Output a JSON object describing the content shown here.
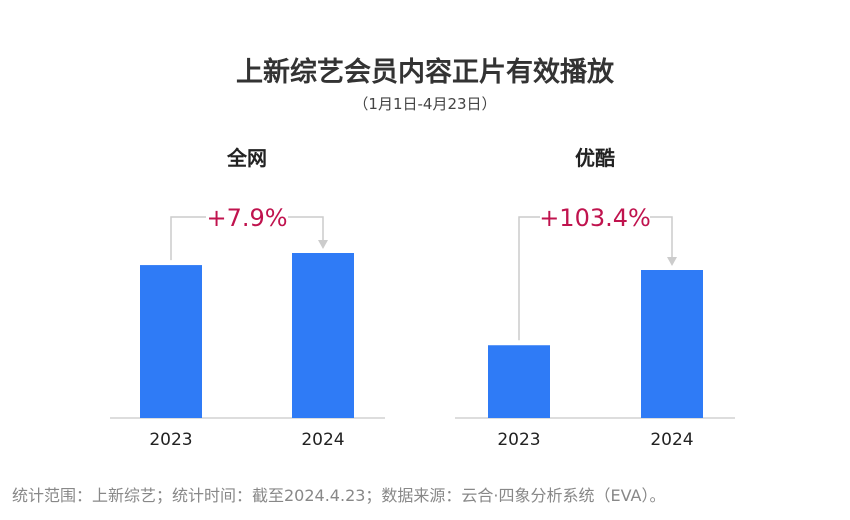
{
  "title": "上新综艺会员内容正片有效播放",
  "subtitle": "（1月1日-4月23日）",
  "footer": "统计范围：上新综艺；统计时间：截至2024.4.23；数据来源：云合·四象分析系统（EVA）。",
  "colors": {
    "bar": "#2f7bf6",
    "growth": "#c0134e",
    "connector": "#cccccc",
    "axis": "#bbbbbb"
  },
  "chart_data": [
    {
      "type": "bar",
      "title": "全网",
      "categories": [
        "2023",
        "2024"
      ],
      "values": [
        100,
        107.9
      ],
      "growth_label": "+7.9%",
      "note": ""
    },
    {
      "type": "bar",
      "title": "优酷",
      "categories": [
        "2023",
        "2024"
      ],
      "values": [
        100,
        203.4
      ],
      "growth_label": "+103.4%"
    }
  ]
}
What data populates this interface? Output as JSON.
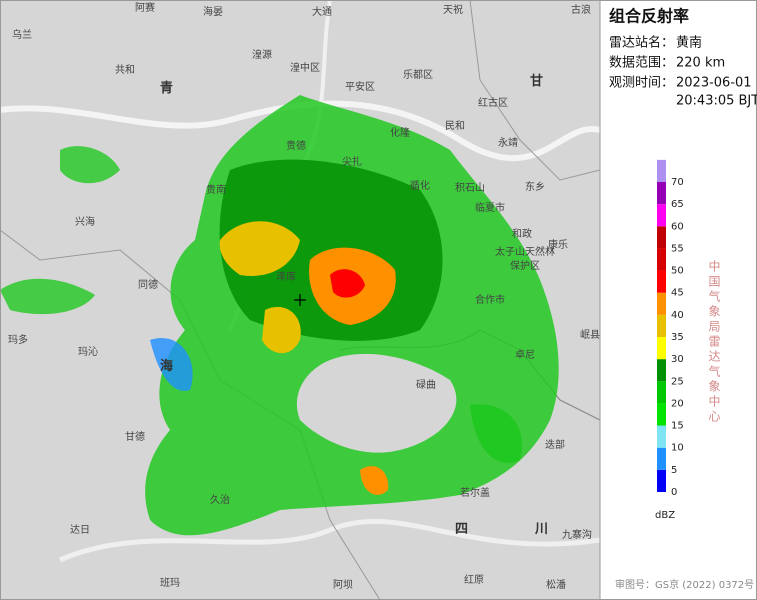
{
  "panel": {
    "title": "组合反射率",
    "fields": [
      {
        "label": "雷达站名：",
        "value": "黄南"
      },
      {
        "label": "数据范围：",
        "value": "220 km"
      },
      {
        "label": "观测时间：",
        "value": "2023-06-01",
        "value2": "20:43:05 BJT"
      }
    ],
    "unit": "dBZ",
    "agency": "中国气象局雷达气象中心",
    "footer": "审图号：GS京 (2022) 0372号"
  },
  "legend": {
    "ticks": [
      0,
      5,
      10,
      15,
      20,
      25,
      30,
      35,
      40,
      45,
      50,
      55,
      60,
      65,
      70
    ],
    "colors": [
      "#0000f6",
      "#1e90ff",
      "#7fe4f4",
      "#00e400",
      "#00c800",
      "#009000",
      "#ffff00",
      "#e7c000",
      "#ff9000",
      "#ff0000",
      "#d60000",
      "#c00000",
      "#ff00f0",
      "#9600b4",
      "#ad90f0"
    ]
  },
  "places": [
    "阿赛",
    "海晏",
    "大通",
    "天祝",
    "古浪",
    "乌兰",
    "湟源",
    "湟中区",
    "共和",
    "青",
    "平安区",
    "乐都区",
    "甘",
    "红古区",
    "民和",
    "永靖",
    "化隆",
    "贵德",
    "尖扎",
    "循化",
    "积石山",
    "东乡",
    "临夏市",
    "兴海",
    "贵南",
    "和政",
    "康乐",
    "太子山天然林",
    "保护区",
    "合作市",
    "同德",
    "泽库",
    "玛多",
    "玛沁",
    "海",
    "碌曲",
    "卓尼",
    "岷县",
    "甘德",
    "迭部",
    "若尔盖",
    "久治",
    "达日",
    "四",
    "川",
    "九寨沟",
    "班玛",
    "阿坝",
    "红原",
    "松潘"
  ]
}
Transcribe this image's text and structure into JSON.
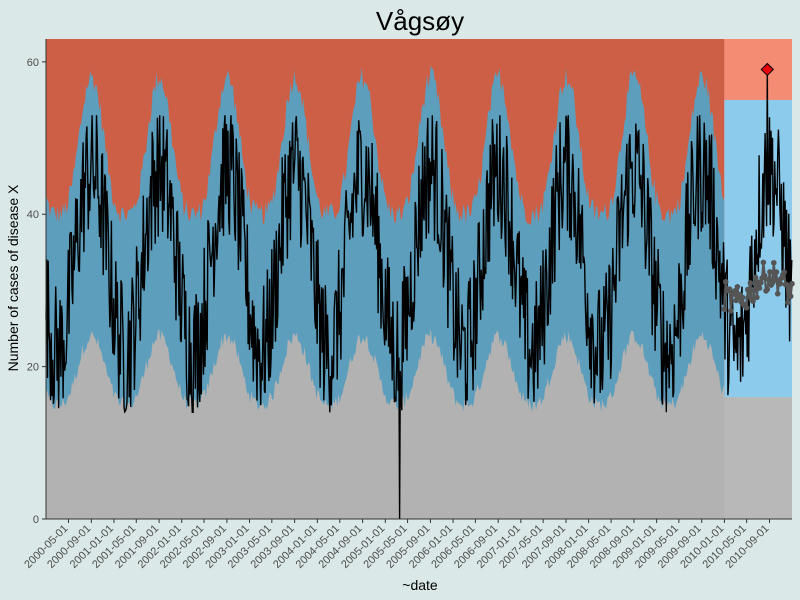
{
  "chart_data": {
    "type": "area",
    "title": "Vågsøy",
    "xlabel": "~date",
    "ylabel": "Number of cases of disease X",
    "ylim": [
      0,
      63
    ],
    "xlim": [
      "2000-01-01",
      "2010-12-31"
    ],
    "yticks": [
      0,
      20,
      40,
      60
    ],
    "xticks": [
      "2000-05-01",
      "2000-09-01",
      "2001-01-01",
      "2001-05-01",
      "2001-09-01",
      "2002-01-01",
      "2002-05-01",
      "2002-09-01",
      "2003-01-01",
      "2003-05-01",
      "2003-09-01",
      "2004-01-01",
      "2004-05-01",
      "2004-09-01",
      "2005-01-01",
      "2005-05-01",
      "2005-09-01",
      "2006-01-01",
      "2006-05-01",
      "2006-09-01",
      "2007-01-01",
      "2007-05-01",
      "2007-09-01",
      "2008-01-01",
      "2008-05-01",
      "2008-09-01",
      "2009-01-01",
      "2009-05-01",
      "2009-09-01",
      "2010-01-01",
      "2010-05-01",
      "2010-09-01"
    ],
    "baseline_period_end": "2010-01-01",
    "bands": {
      "baseline": {
        "low_color": "#b2b2b2",
        "normal_color": "#5d9ebd",
        "high_color": "#cc5f46",
        "lower_threshold_min": 15,
        "lower_threshold_max": 24,
        "upper_threshold_min": 40,
        "upper_threshold_max": 58
      },
      "current": {
        "low_color": "#b8b8b8",
        "normal_color": "#8ccbec",
        "high_color": "#f48c74",
        "lower_threshold": 16,
        "upper_threshold": 55
      }
    },
    "series": [
      {
        "color": "#000000",
        "summary": {
          "min": 0,
          "min_date": "2005-03-20",
          "max": 59,
          "max_date": "2010-08-20",
          "typical_range": [
            18,
            50
          ]
        }
      },
      {
        "color": "#555555",
        "summary": {
          "min": 25,
          "max": 35,
          "start": "2010-01-01",
          "end": "2010-12-31"
        }
      }
    ],
    "alert": {
      "date": "2010-08-20",
      "value": 59,
      "color": "#e8000b",
      "marker": "diamond"
    },
    "grid": false,
    "legend": "none"
  }
}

▶ [To be done]
Write the entries above out again exactly, but not the pictures.

▶ [Result of this exercise]
Output a JSON object describing the content shown here.
{
  "title": "上新综艺会员内容正片有效播放",
  "subtitle": "（1月1日-4月23日）",
  "footer": "统计范围：上新综艺；统计时间：截至2024.4.23；数据来源：云合·四象分析系统（EVA）。",
  "colors": {
    "bar": "#2f7bf6",
    "growth": "#c0134e",
    "connector": "#cccccc",
    "axis": "#bbbbbb"
  },
  "chart_data": [
    {
      "type": "bar",
      "title": "全网",
      "categories": [
        "2023",
        "2024"
      ],
      "values": [
        100,
        107.9
      ],
      "growth_label": "+7.9%",
      "note": ""
    },
    {
      "type": "bar",
      "title": "优酷",
      "categories": [
        "2023",
        "2024"
      ],
      "values": [
        100,
        203.4
      ],
      "growth_label": "+103.4%"
    }
  ]
}
What data populates this interface? Output as JSON.
{
  "panel": {
    "title": "组合反射率",
    "fields": [
      {
        "label": "雷达站名：",
        "value": "黄南"
      },
      {
        "label": "数据范围：",
        "value": "220 km"
      },
      {
        "label": "观测时间：",
        "value": "2023-06-01",
        "value2": "20:43:05 BJT"
      }
    ],
    "unit": "dBZ",
    "agency": "中国气象局雷达气象中心",
    "footer": "审图号：GS京 (2022) 0372号"
  },
  "legend": {
    "ticks": [
      0,
      5,
      10,
      15,
      20,
      25,
      30,
      35,
      40,
      45,
      50,
      55,
      60,
      65,
      70
    ],
    "colors": [
      "#0000f6",
      "#1e90ff",
      "#7fe4f4",
      "#00e400",
      "#00c800",
      "#009000",
      "#ffff00",
      "#e7c000",
      "#ff9000",
      "#ff0000",
      "#d60000",
      "#c00000",
      "#ff00f0",
      "#9600b4",
      "#ad90f0"
    ]
  },
  "places": [
    "阿赛",
    "海晏",
    "大通",
    "天祝",
    "古浪",
    "乌兰",
    "湟源",
    "湟中区",
    "共和",
    "青",
    "平安区",
    "乐都区",
    "甘",
    "红古区",
    "民和",
    "永靖",
    "化隆",
    "贵德",
    "尖扎",
    "循化",
    "积石山",
    "东乡",
    "临夏市",
    "兴海",
    "贵南",
    "和政",
    "康乐",
    "太子山天然林",
    "保护区",
    "合作市",
    "同德",
    "泽库",
    "玛多",
    "玛沁",
    "海",
    "碌曲",
    "卓尼",
    "岷县",
    "甘德",
    "迭部",
    "若尔盖",
    "久治",
    "达日",
    "四",
    "川",
    "九寨沟",
    "班玛",
    "阿坝",
    "红原",
    "松潘"
  ]
}
Transcribe this image's text and structure into JSON.
{
  "chart_data": {
    "type": "area",
    "title": "Vågsøy",
    "xlabel": "~date",
    "ylabel": "Number of cases of disease X",
    "ylim": [
      0,
      63
    ],
    "xlim": [
      "2000-01-01",
      "2010-12-31"
    ],
    "yticks": [
      0,
      20,
      40,
      60
    ],
    "xticks": [
      "2000-05-01",
      "2000-09-01",
      "2001-01-01",
      "2001-05-01",
      "2001-09-01",
      "2002-01-01",
      "2002-05-01",
      "2002-09-01",
      "2003-01-01",
      "2003-05-01",
      "2003-09-01",
      "2004-01-01",
      "2004-05-01",
      "2004-09-01",
      "2005-01-01",
      "2005-05-01",
      "2005-09-01",
      "2006-01-01",
      "2006-05-01",
      "2006-09-01",
      "2007-01-01",
      "2007-05-01",
      "2007-09-01",
      "2008-01-01",
      "2008-05-01",
      "2008-09-01",
      "2009-01-01",
      "2009-05-01",
      "2009-09-01",
      "2010-01-01",
      "2010-05-01",
      "2010-09-01"
    ],
    "baseline_period_end": "2010-01-01",
    "bands": {
      "baseline": {
        "low_color": "#b2b2b2",
        "normal_color": "#5d9ebd",
        "high_color": "#cc5f46",
        "lower_threshold_min": 15,
        "lower_threshold_max": 24,
        "upper_threshold_min": 40,
        "upper_threshold_max": 58
      },
      "current": {
        "low_color": "#b8b8b8",
        "normal_color": "#8ccbec",
        "high_color": "#f48c74",
        "lower_threshold": 16,
        "upper_threshold": 55
      }
    },
    "series": [
      {
        "color": "#000000",
        "summary": {
          "min": 0,
          "min_date": "2005-03-20",
          "max": 59,
          "max_date": "2010-08-20",
          "typical_range": [
            18,
            50
          ]
        }
      },
      {
        "color": "#555555",
        "summary": {
          "min": 25,
          "max": 35,
          "start": "2010-01-01",
          "end": "2010-12-31"
        }
      }
    ],
    "alert": {
      "date": "2010-08-20",
      "value": 59,
      "color": "#e8000b",
      "marker": "diamond"
    },
    "grid": false,
    "legend": "none"
  }
}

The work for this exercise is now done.